- [WHAT NEEDS TO BE DONE] Your task is to retype each line of the data below exactly.

- [SUPPLIED ENTRIES]
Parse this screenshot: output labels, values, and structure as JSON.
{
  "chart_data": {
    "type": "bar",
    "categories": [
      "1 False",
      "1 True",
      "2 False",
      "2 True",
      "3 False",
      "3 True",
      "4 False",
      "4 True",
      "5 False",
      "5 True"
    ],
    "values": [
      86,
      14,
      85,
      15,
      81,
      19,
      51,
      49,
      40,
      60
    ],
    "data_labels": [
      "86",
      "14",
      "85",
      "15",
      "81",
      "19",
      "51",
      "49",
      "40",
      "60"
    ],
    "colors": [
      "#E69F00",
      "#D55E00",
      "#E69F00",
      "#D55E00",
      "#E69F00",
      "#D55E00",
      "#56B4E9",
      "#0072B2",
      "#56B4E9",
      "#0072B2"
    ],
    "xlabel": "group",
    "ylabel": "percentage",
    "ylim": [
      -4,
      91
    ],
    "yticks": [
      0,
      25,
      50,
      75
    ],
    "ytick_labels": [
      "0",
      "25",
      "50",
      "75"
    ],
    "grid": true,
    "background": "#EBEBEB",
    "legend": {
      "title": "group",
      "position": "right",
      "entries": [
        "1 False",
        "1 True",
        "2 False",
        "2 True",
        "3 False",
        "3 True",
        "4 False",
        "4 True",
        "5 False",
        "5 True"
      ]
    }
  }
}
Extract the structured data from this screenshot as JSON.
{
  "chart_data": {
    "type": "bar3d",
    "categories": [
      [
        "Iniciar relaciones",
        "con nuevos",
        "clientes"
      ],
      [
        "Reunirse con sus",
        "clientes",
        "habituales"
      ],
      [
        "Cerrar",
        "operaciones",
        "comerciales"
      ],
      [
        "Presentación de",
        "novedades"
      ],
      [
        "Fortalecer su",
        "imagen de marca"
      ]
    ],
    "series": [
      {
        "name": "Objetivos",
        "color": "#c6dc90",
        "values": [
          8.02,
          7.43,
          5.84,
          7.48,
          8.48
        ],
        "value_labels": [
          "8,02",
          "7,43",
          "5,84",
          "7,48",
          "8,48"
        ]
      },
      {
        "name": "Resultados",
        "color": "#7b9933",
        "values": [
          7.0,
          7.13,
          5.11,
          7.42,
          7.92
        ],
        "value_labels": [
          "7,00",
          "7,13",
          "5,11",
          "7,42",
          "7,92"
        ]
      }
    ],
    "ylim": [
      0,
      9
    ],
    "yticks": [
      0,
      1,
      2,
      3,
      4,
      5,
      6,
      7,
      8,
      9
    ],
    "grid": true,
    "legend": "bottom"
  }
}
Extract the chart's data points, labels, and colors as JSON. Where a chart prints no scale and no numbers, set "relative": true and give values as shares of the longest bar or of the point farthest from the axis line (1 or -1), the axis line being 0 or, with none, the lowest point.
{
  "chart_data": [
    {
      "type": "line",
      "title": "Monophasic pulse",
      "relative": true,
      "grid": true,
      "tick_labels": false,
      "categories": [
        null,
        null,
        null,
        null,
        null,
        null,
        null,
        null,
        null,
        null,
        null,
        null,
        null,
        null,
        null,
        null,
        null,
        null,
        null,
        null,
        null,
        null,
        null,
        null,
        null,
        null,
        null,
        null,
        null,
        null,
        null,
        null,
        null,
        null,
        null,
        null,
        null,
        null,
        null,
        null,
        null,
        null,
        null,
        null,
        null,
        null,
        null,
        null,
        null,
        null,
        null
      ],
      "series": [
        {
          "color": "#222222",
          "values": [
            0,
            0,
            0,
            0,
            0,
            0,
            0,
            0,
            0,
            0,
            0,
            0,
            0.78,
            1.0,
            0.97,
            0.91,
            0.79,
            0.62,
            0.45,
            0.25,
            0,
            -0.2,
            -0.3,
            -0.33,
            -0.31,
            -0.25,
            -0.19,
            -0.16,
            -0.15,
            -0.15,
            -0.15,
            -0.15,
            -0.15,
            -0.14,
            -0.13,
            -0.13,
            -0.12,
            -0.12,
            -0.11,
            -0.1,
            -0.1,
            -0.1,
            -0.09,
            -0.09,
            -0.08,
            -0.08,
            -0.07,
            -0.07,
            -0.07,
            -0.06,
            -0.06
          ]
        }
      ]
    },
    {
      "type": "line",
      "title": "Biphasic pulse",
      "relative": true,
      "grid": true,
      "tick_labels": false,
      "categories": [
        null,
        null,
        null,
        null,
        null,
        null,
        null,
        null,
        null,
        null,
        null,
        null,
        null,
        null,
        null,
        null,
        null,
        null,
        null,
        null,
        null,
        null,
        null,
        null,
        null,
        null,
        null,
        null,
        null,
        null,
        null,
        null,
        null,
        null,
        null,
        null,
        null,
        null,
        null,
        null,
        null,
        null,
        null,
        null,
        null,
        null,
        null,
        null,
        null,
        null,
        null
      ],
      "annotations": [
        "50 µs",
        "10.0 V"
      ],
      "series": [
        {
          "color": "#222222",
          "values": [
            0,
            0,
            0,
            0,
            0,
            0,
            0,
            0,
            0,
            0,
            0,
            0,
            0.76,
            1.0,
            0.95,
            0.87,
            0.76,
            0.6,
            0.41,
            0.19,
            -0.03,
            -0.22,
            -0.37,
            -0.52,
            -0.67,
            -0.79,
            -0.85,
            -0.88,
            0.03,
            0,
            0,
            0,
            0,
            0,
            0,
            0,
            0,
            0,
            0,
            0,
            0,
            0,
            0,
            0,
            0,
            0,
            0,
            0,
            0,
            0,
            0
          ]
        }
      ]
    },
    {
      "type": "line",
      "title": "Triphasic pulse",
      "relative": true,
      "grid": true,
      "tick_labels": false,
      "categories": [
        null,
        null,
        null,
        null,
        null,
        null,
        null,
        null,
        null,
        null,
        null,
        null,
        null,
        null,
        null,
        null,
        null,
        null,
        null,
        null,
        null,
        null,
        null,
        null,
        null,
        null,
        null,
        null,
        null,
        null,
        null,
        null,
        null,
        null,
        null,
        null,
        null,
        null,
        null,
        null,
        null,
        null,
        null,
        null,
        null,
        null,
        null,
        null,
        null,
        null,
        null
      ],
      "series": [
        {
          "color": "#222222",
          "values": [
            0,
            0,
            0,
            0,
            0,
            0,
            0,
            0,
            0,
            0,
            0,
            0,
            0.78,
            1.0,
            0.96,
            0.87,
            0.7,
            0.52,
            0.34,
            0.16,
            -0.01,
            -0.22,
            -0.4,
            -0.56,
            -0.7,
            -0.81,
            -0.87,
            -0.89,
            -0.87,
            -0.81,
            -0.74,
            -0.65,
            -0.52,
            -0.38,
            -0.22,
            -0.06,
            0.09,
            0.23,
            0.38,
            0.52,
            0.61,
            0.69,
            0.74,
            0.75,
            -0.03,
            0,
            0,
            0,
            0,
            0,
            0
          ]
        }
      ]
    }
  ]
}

- [PROBLEM SOLUTION]
Parse this screenshot: output labels, values, and structure as JSON.
{
  "chart_data": {
    "type": "bar",
    "categories": [
      "1 False",
      "1 True",
      "2 False",
      "2 True",
      "3 False",
      "3 True",
      "4 False",
      "4 True",
      "5 False",
      "5 True"
    ],
    "values": [
      86,
      14,
      85,
      15,
      81,
      19,
      51,
      49,
      40,
      60
    ],
    "data_labels": [
      "86",
      "14",
      "85",
      "15",
      "81",
      "19",
      "51",
      "49",
      "40",
      "60"
    ],
    "colors": [
      "#E69F00",
      "#D55E00",
      "#E69F00",
      "#D55E00",
      "#E69F00",
      "#D55E00",
      "#56B4E9",
      "#0072B2",
      "#56B4E9",
      "#0072B2"
    ],
    "xlabel": "group",
    "ylabel": "percentage",
    "ylim": [
      -4,
      91
    ],
    "yticks": [
      0,
      25,
      50,
      75
    ],
    "ytick_labels": [
      "0",
      "25",
      "50",
      "75"
    ],
    "grid": true,
    "background": "#EBEBEB",
    "legend": {
      "title": "group",
      "position": "right",
      "entries": [
        "1 False",
        "1 True",
        "2 False",
        "2 True",
        "3 False",
        "3 True",
        "4 False",
        "4 True",
        "5 False",
        "5 True"
      ]
    }
  }
}
Extract the structured data from this screenshot as JSON.
{
  "chart_data": {
    "type": "bar3d",
    "categories": [
      [
        "Iniciar relaciones",
        "con nuevos",
        "clientes"
      ],
      [
        "Reunirse con sus",
        "clientes",
        "habituales"
      ],
      [
        "Cerrar",
        "operaciones",
        "comerciales"
      ],
      [
        "Presentación de",
        "novedades"
      ],
      [
        "Fortalecer su",
        "imagen de marca"
      ]
    ],
    "series": [
      {
        "name": "Objetivos",
        "color": "#c6dc90",
        "values": [
          8.02,
          7.43,
          5.84,
          7.48,
          8.48
        ],
        "value_labels": [
          "8,02",
          "7,43",
          "5,84",
          "7,48",
          "8,48"
        ]
      },
      {
        "name": "Resultados",
        "color": "#7b9933",
        "values": [
          7.0,
          7.13,
          5.11,
          7.42,
          7.92
        ],
        "value_labels": [
          "7,00",
          "7,13",
          "5,11",
          "7,42",
          "7,92"
        ]
      }
    ],
    "ylim": [
      0,
      9
    ],
    "yticks": [
      0,
      1,
      2,
      3,
      4,
      5,
      6,
      7,
      8,
      9
    ],
    "grid": true,
    "legend": "bottom"
  }
}
Extract the chart's data points, labels, and colors as JSON. Where a chart prints no scale and no numbers, set "relative": true and give values as shares of the longest bar or of the point farthest from the axis line (1 or -1), the axis line being 0 or, with none, the lowest point.
{
  "chart_data": [
    {
      "type": "line",
      "title": "Monophasic pulse",
      "relative": true,
      "grid": true,
      "tick_labels": false,
      "categories": [
        null,
        null,
        null,
        null,
        null,
        null,
        null,
        null,
        null,
        null,
        null,
        null,
        null,
        null,
        null,
        null,
        null,
        null,
        null,
        null,
        null,
        null,
        null,
        null,
        null,
        null,
        null,
        null,
        null,
        null,
        null,
        null,
        null,
        null,
        null,
        null,
        null,
        null,
        null,
        null,
        null,
        null,
        null,
        null,
        null,
        null,
        null,
        null,
        null,
        null,
        null
      ],
      "series": [
        {
          "color": "#222222",
          "values": [
            0,
            0,
            0,
            0,
            0,
            0,
            0,
            0,
            0,
            0,
            0,
            0,
            0.78,
            1.0,
            0.97,
            0.91,
            0.79,
            0.62,
            0.45,
            0.25,
            0,
            -0.2,
            -0.3,
            -0.33,
            -0.31,
            -0.25,
            -0.19,
            -0.16,
            -0.15,
            -0.15,
            -0.15,
            -0.15,
            -0.15,
            -0.14,
            -0.13,
            -0.13,
            -0.12,
            -0.12,
            -0.11,
            -0.1,
            -0.1,
            -0.1,
            -0.09,
            -0.09,
            -0.08,
            -0.08,
            -0.07,
            -0.07,
            -0.07,
            -0.06,
            -0.06
          ]
        }
      ]
    },
    {
      "type": "line",
      "title": "Biphasic pulse",
      "relative": true,
      "grid": true,
      "tick_labels": false,
      "categories": [
        null,
        null,
        null,
        null,
        null,
        null,
        null,
        null,
        null,
        null,
        null,
        null,
        null,
        null,
        null,
        null,
        null,
        null,
        null,
        null,
        null,
        null,
        null,
        null,
        null,
        null,
        null,
        null,
        null,
        null,
        null,
        null,
        null,
        null,
        null,
        null,
        null,
        null,
        null,
        null,
        null,
        null,
        null,
        null,
        null,
        null,
        null,
        null,
        null,
        null,
        null
      ],
      "annotations": [
        "50 µs",
        "10.0 V"
      ],
      "series": [
        {
          "color": "#222222",
          "values": [
            0,
            0,
            0,
            0,
            0,
            0,
            0,
            0,
            0,
            0,
            0,
            0,
            0.76,
            1.0,
            0.95,
            0.87,
            0.76,
            0.6,
            0.41,
            0.19,
            -0.03,
            -0.22,
            -0.37,
            -0.52,
            -0.67,
            -0.79,
            -0.85,
            -0.88,
            0.03,
            0,
            0,
            0,
            0,
            0,
            0,
            0,
            0,
            0,
            0,
            0,
            0,
            0,
            0,
            0,
            0,
            0,
            0,
            0,
            0,
            0,
            0
          ]
        }
      ]
    },
    {
      "type": "line",
      "title": "Triphasic pulse",
      "relative": true,
      "grid": true,
      "tick_labels": false,
      "categories": [
        null,
        null,
        null,
        null,
        null,
        null,
        null,
        null,
        null,
        null,
        null,
        null,
        null,
        null,
        null,
        null,
        null,
        null,
        null,
        null,
        null,
        null,
        null,
        null,
        null,
        null,
        null,
        null,
        null,
        null,
        null,
        null,
        null,
        null,
        null,
        null,
        null,
        null,
        null,
        null,
        null,
        null,
        null,
        null,
        null,
        null,
        null,
        null,
        null,
        null,
        null
      ],
      "series": [
        {
          "color": "#222222",
          "values": [
            0,
            0,
            0,
            0,
            0,
            0,
            0,
            0,
            0,
            0,
            0,
            0,
            0.78,
            1.0,
            0.96,
            0.87,
            0.7,
            0.52,
            0.34,
            0.16,
            -0.01,
            -0.22,
            -0.4,
            -0.56,
            -0.7,
            -0.81,
            -0.87,
            -0.89,
            -0.87,
            -0.81,
            -0.74,
            -0.65,
            -0.52,
            -0.38,
            -0.22,
            -0.06,
            0.09,
            0.23,
            0.38,
            0.52,
            0.61,
            0.69,
            0.74,
            0.75,
            -0.03,
            0,
            0,
            0,
            0,
            0,
            0
          ]
        }
      ]
    }
  ]
}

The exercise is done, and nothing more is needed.